* BEGIN *

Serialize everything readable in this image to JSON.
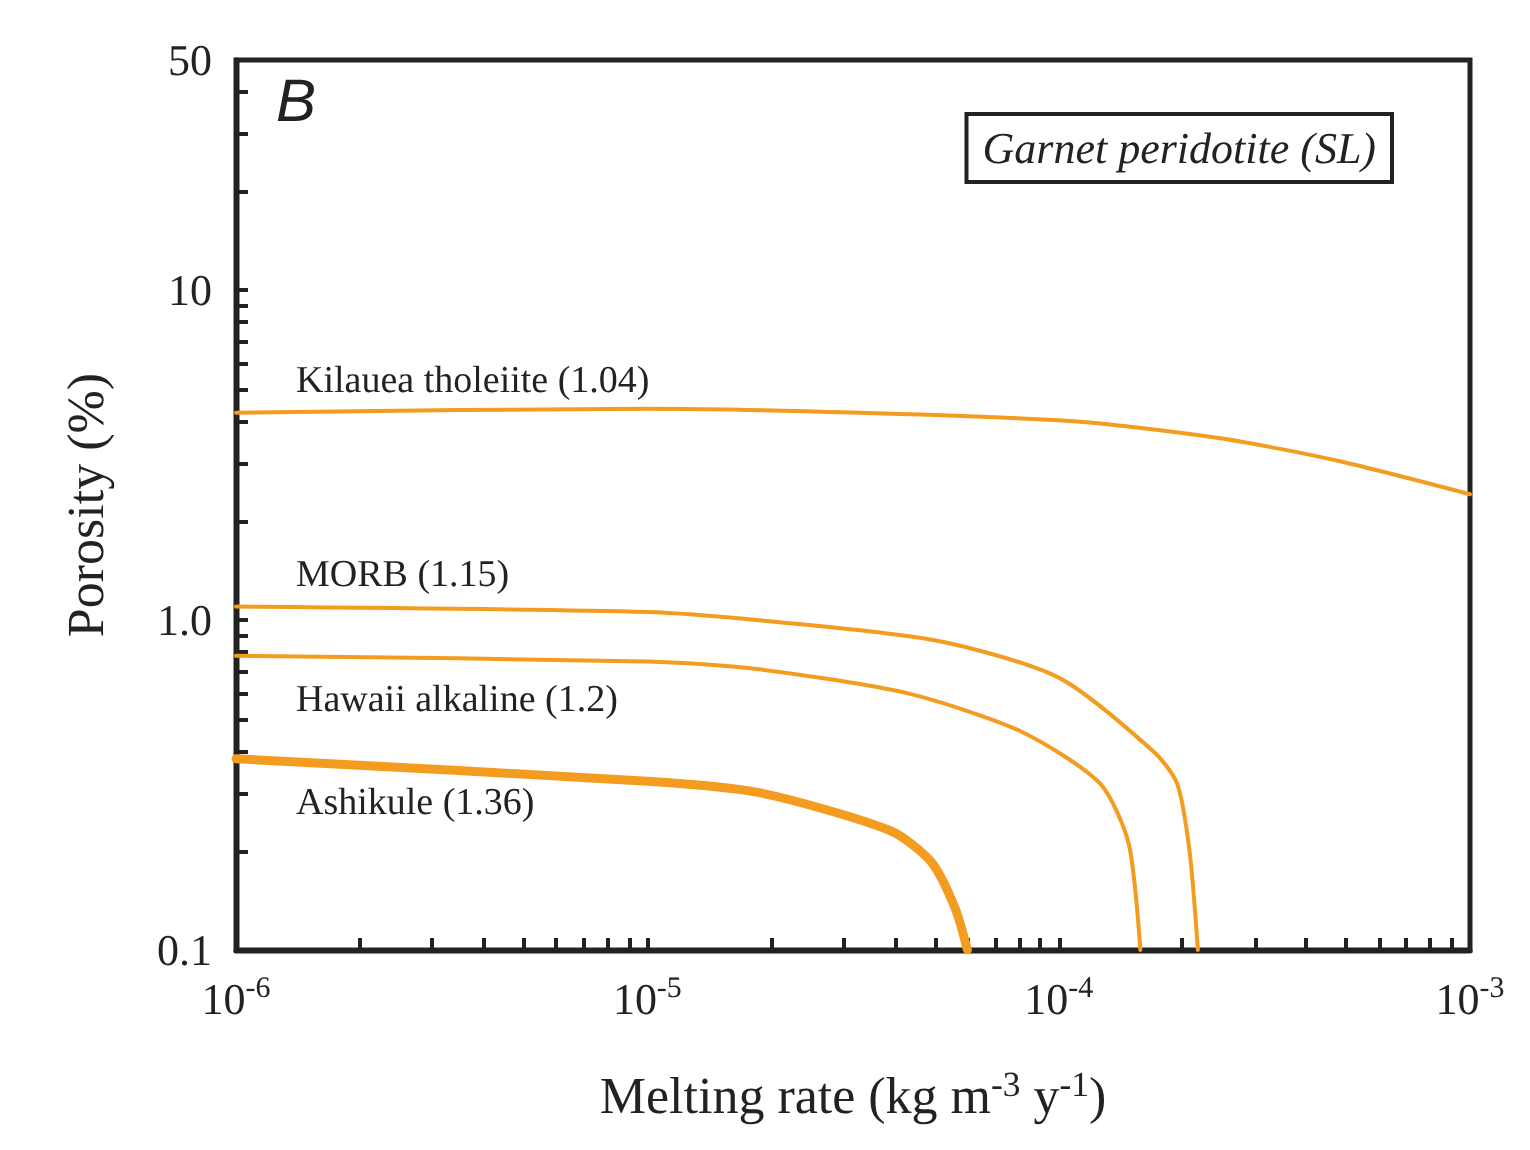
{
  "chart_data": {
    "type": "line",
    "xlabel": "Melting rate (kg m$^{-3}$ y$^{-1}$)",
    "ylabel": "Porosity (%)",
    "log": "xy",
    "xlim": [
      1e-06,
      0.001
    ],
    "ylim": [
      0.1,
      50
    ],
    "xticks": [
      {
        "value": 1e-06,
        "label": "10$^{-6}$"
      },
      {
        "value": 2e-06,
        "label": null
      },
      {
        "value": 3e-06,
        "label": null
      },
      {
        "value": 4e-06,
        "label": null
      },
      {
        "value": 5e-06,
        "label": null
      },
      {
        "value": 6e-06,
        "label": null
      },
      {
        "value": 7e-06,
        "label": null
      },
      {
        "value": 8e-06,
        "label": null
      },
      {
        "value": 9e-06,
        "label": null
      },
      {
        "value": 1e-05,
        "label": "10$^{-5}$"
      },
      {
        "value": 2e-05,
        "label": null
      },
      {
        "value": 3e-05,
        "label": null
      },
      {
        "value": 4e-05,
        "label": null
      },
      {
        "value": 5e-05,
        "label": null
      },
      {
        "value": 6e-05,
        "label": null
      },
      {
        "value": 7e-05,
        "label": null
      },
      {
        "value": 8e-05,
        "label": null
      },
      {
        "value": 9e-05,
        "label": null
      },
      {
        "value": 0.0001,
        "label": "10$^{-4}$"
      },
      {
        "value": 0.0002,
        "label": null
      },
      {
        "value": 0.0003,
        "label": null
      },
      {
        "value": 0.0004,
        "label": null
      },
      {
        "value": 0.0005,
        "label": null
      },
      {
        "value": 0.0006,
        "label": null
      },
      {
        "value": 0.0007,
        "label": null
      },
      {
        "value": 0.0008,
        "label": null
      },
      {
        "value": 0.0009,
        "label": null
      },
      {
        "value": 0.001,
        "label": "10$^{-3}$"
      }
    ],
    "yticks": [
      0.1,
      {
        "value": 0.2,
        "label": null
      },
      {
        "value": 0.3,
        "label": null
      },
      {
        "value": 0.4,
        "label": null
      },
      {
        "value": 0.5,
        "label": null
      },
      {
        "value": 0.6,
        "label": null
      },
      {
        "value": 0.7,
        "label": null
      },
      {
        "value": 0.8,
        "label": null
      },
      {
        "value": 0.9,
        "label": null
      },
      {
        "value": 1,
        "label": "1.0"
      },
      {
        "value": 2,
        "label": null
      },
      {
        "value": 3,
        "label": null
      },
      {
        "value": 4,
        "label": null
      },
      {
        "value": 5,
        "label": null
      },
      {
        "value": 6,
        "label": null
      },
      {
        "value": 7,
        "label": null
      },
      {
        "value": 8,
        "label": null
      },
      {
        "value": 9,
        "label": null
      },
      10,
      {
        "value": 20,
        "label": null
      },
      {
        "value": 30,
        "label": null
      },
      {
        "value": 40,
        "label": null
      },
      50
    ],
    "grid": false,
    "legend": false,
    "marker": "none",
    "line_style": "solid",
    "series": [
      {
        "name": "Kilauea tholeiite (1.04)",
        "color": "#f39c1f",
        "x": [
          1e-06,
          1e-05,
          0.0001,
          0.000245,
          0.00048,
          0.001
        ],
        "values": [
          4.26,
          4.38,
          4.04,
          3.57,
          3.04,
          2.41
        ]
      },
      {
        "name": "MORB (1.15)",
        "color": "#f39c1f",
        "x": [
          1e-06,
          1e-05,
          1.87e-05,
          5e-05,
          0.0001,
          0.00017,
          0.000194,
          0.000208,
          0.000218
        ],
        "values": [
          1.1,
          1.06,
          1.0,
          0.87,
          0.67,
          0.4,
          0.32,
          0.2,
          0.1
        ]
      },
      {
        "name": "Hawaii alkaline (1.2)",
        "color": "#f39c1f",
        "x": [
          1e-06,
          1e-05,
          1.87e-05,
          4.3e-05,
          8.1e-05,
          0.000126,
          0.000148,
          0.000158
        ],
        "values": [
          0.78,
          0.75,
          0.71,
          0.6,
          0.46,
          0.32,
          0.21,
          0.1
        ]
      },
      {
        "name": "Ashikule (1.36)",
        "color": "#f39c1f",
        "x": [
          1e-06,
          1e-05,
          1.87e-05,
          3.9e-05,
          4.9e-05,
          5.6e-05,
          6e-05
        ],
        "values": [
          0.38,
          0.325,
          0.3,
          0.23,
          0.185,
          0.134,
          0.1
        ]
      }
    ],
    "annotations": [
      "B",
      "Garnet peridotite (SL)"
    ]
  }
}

* END *

Task goal:
Omit every picture, then repeat the remaining data exactly as it appears above.

Result:
Serialize everything readable in this image to JSON.
{
  "chart_data": {
    "type": "line",
    "xlabel": "Melting rate (kg m$^{-3}$ y$^{-1}$)",
    "ylabel": "Porosity (%)",
    "log": "xy",
    "xlim": [
      1e-06,
      0.001
    ],
    "ylim": [
      0.1,
      50
    ],
    "xticks": [
      {
        "value": 1e-06,
        "label": "10$^{-6}$"
      },
      {
        "value": 2e-06,
        "label": null
      },
      {
        "value": 3e-06,
        "label": null
      },
      {
        "value": 4e-06,
        "label": null
      },
      {
        "value": 5e-06,
        "label": null
      },
      {
        "value": 6e-06,
        "label": null
      },
      {
        "value": 7e-06,
        "label": null
      },
      {
        "value": 8e-06,
        "label": null
      },
      {
        "value": 9e-06,
        "label": null
      },
      {
        "value": 1e-05,
        "label": "10$^{-5}$"
      },
      {
        "value": 2e-05,
        "label": null
      },
      {
        "value": 3e-05,
        "label": null
      },
      {
        "value": 4e-05,
        "label": null
      },
      {
        "value": 5e-05,
        "label": null
      },
      {
        "value": 6e-05,
        "label": null
      },
      {
        "value": 7e-05,
        "label": null
      },
      {
        "value": 8e-05,
        "label": null
      },
      {
        "value": 9e-05,
        "label": null
      },
      {
        "value": 0.0001,
        "label": "10$^{-4}$"
      },
      {
        "value": 0.0002,
        "label": null
      },
      {
        "value": 0.0003,
        "label": null
      },
      {
        "value": 0.0004,
        "label": null
      },
      {
        "value": 0.0005,
        "label": null
      },
      {
        "value": 0.0006,
        "label": null
      },
      {
        "value": 0.0007,
        "label": null
      },
      {
        "value": 0.0008,
        "label": null
      },
      {
        "value": 0.0009,
        "label": null
      },
      {
        "value": 0.001,
        "label": "10$^{-3}$"
      }
    ],
    "yticks": [
      0.1,
      {
        "value": 0.2,
        "label": null
      },
      {
        "value": 0.3,
        "label": null
      },
      {
        "value": 0.4,
        "label": null
      },
      {
        "value": 0.5,
        "label": null
      },
      {
        "value": 0.6,
        "label": null
      },
      {
        "value": 0.7,
        "label": null
      },
      {
        "value": 0.8,
        "label": null
      },
      {
        "value": 0.9,
        "label": null
      },
      {
        "value": 1,
        "label": "1.0"
      },
      {
        "value": 2,
        "label": null
      },
      {
        "value": 3,
        "label": null
      },
      {
        "value": 4,
        "label": null
      },
      {
        "value": 5,
        "label": null
      },
      {
        "value": 6,
        "label": null
      },
      {
        "value": 7,
        "label": null
      },
      {
        "value": 8,
        "label": null
      },
      {
        "value": 9,
        "label": null
      },
      10,
      {
        "value": 20,
        "label": null
      },
      {
        "value": 30,
        "label": null
      },
      {
        "value": 40,
        "label": null
      },
      50
    ],
    "grid": false,
    "legend": false,
    "marker": "none",
    "line_style": "solid",
    "series": [
      {
        "name": "Kilauea tholeiite (1.04)",
        "color": "#f39c1f",
        "x": [
          1e-06,
          1e-05,
          0.0001,
          0.000245,
          0.00048,
          0.001
        ],
        "values": [
          4.26,
          4.38,
          4.04,
          3.57,
          3.04,
          2.41
        ]
      },
      {
        "name": "MORB (1.15)",
        "color": "#f39c1f",
        "x": [
          1e-06,
          1e-05,
          1.87e-05,
          5e-05,
          0.0001,
          0.00017,
          0.000194,
          0.000208,
          0.000218
        ],
        "values": [
          1.1,
          1.06,
          1.0,
          0.87,
          0.67,
          0.4,
          0.32,
          0.2,
          0.1
        ]
      },
      {
        "name": "Hawaii alkaline (1.2)",
        "color": "#f39c1f",
        "x": [
          1e-06,
          1e-05,
          1.87e-05,
          4.3e-05,
          8.1e-05,
          0.000126,
          0.000148,
          0.000158
        ],
        "values": [
          0.78,
          0.75,
          0.71,
          0.6,
          0.46,
          0.32,
          0.21,
          0.1
        ]
      },
      {
        "name": "Ashikule (1.36)",
        "color": "#f39c1f",
        "x": [
          1e-06,
          1e-05,
          1.87e-05,
          3.9e-05,
          4.9e-05,
          5.6e-05,
          6e-05
        ],
        "values": [
          0.38,
          0.325,
          0.3,
          0.23,
          0.185,
          0.134,
          0.1
        ]
      }
    ],
    "annotations": [
      "B",
      "Garnet peridotite (SL)"
    ]
  }
}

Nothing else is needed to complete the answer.